▶ [Aim of the exercise] Write out the listing below again, precisely as it is given.

Stored data:
§ §

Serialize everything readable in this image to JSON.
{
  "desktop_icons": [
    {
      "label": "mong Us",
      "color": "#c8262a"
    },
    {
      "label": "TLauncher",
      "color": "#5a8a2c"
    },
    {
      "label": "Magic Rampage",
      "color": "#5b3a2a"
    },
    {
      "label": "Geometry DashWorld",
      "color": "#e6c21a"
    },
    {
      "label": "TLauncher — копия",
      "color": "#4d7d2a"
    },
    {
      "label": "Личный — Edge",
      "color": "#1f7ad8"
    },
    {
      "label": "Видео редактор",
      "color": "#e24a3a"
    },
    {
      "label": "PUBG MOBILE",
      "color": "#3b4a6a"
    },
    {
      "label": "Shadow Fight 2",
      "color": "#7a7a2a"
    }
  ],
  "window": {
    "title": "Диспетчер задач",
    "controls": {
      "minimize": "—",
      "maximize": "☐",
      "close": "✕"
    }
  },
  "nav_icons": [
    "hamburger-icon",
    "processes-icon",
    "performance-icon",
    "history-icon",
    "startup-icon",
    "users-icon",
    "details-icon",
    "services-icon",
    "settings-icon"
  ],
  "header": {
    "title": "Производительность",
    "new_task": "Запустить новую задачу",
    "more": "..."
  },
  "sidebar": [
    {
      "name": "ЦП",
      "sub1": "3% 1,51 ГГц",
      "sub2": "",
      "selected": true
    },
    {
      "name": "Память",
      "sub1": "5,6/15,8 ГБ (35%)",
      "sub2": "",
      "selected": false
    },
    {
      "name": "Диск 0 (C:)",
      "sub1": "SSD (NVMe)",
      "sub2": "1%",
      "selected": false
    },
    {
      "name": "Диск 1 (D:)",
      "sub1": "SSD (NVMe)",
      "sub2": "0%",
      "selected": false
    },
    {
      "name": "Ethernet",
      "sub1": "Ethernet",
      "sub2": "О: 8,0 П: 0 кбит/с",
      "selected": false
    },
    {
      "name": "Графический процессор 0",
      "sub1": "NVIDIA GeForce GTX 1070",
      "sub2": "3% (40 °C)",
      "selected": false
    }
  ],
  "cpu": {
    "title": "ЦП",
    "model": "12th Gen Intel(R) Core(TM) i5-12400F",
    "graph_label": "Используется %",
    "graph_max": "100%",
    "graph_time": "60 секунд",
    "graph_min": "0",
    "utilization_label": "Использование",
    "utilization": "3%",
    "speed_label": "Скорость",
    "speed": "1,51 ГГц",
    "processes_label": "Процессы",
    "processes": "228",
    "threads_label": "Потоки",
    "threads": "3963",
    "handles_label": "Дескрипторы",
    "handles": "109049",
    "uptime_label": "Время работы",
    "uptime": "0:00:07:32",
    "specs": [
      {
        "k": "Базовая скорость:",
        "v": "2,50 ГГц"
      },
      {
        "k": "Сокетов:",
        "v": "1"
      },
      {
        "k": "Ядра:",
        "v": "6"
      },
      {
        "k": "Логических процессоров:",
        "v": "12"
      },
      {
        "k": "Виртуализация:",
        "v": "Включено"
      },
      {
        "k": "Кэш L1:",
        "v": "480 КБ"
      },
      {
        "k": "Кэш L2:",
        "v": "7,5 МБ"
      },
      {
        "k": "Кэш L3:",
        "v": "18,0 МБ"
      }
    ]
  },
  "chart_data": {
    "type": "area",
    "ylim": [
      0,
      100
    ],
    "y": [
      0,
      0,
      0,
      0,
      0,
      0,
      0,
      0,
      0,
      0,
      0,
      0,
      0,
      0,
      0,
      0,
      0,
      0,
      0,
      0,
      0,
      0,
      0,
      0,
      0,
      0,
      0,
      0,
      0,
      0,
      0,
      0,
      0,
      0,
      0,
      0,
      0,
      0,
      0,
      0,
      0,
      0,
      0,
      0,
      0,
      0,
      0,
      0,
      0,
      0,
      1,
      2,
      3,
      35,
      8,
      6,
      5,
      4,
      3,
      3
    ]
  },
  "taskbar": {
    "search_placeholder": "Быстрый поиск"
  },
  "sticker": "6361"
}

§ §

▶ [Final result]
Serialize everything readable in this image to JSON.
{
  "desktop_icons": [
    {
      "label": "mong Us",
      "color": "#c8262a"
    },
    {
      "label": "TLauncher",
      "color": "#5a8a2c"
    },
    {
      "label": "Magic Rampage",
      "color": "#5b3a2a"
    },
    {
      "label": "Geometry DashWorld",
      "color": "#e6c21a"
    },
    {
      "label": "TLauncher — копия",
      "color": "#4d7d2a"
    },
    {
      "label": "Личный — Edge",
      "color": "#1f7ad8"
    },
    {
      "label": "Видео редактор",
      "color": "#e24a3a"
    },
    {
      "label": "PUBG MOBILE",
      "color": "#3b4a6a"
    },
    {
      "label": "Shadow Fight 2",
      "color": "#7a7a2a"
    }
  ],
  "window": {
    "title": "Диспетчер задач",
    "controls": {
      "minimize": "—",
      "maximize": "☐",
      "close": "✕"
    }
  },
  "nav_icons": [
    "hamburger-icon",
    "processes-icon",
    "performance-icon",
    "history-icon",
    "startup-icon",
    "users-icon",
    "details-icon",
    "services-icon",
    "settings-icon"
  ],
  "header": {
    "title": "Производительность",
    "new_task": "Запустить новую задачу",
    "more": "..."
  },
  "sidebar": [
    {
      "name": "ЦП",
      "sub1": "3% 1,51 ГГц",
      "sub2": "",
      "selected": true
    },
    {
      "name": "Память",
      "sub1": "5,6/15,8 ГБ (35%)",
      "sub2": "",
      "selected": false
    },
    {
      "name": "Диск 0 (C:)",
      "sub1": "SSD (NVMe)",
      "sub2": "1%",
      "selected": false
    },
    {
      "name": "Диск 1 (D:)",
      "sub1": "SSD (NVMe)",
      "sub2": "0%",
      "selected": false
    },
    {
      "name": "Ethernet",
      "sub1": "Ethernet",
      "sub2": "О: 8,0 П: 0 кбит/с",
      "selected": false
    },
    {
      "name": "Графический процессор 0",
      "sub1": "NVIDIA GeForce GTX 1070",
      "sub2": "3% (40 °C)",
      "selected": false
    }
  ],
  "cpu": {
    "title": "ЦП",
    "model": "12th Gen Intel(R) Core(TM) i5-12400F",
    "graph_label": "Используется %",
    "graph_max": "100%",
    "graph_time": "60 секунд",
    "graph_min": "0",
    "utilization_label": "Использование",
    "utilization": "3%",
    "speed_label": "Скорость",
    "speed": "1,51 ГГц",
    "processes_label": "Процессы",
    "processes": "228",
    "threads_label": "Потоки",
    "threads": "3963",
    "handles_label": "Дескрипторы",
    "handles": "109049",
    "uptime_label": "Время работы",
    "uptime": "0:00:07:32",
    "specs": [
      {
        "k": "Базовая скорость:",
        "v": "2,50 ГГц"
      },
      {
        "k": "Сокетов:",
        "v": "1"
      },
      {
        "k": "Ядра:",
        "v": "6"
      },
      {
        "k": "Логических процессоров:",
        "v": "12"
      },
      {
        "k": "Виртуализация:",
        "v": "Включено"
      },
      {
        "k": "Кэш L1:",
        "v": "480 КБ"
      },
      {
        "k": "Кэш L2:",
        "v": "7,5 МБ"
      },
      {
        "k": "Кэш L3:",
        "v": "18,0 МБ"
      }
    ]
  },
  "chart_data": {
    "type": "area",
    "ylim": [
      0,
      100
    ],
    "y": [
      0,
      0,
      0,
      0,
      0,
      0,
      0,
      0,
      0,
      0,
      0,
      0,
      0,
      0,
      0,
      0,
      0,
      0,
      0,
      0,
      0,
      0,
      0,
      0,
      0,
      0,
      0,
      0,
      0,
      0,
      0,
      0,
      0,
      0,
      0,
      0,
      0,
      0,
      0,
      0,
      0,
      0,
      0,
      0,
      0,
      0,
      0,
      0,
      0,
      0,
      1,
      2,
      3,
      35,
      8,
      6,
      5,
      4,
      3,
      3
    ]
  },
  "taskbar": {
    "search_placeholder": "Быстрый поиск"
  },
  "sticker": "6361"
}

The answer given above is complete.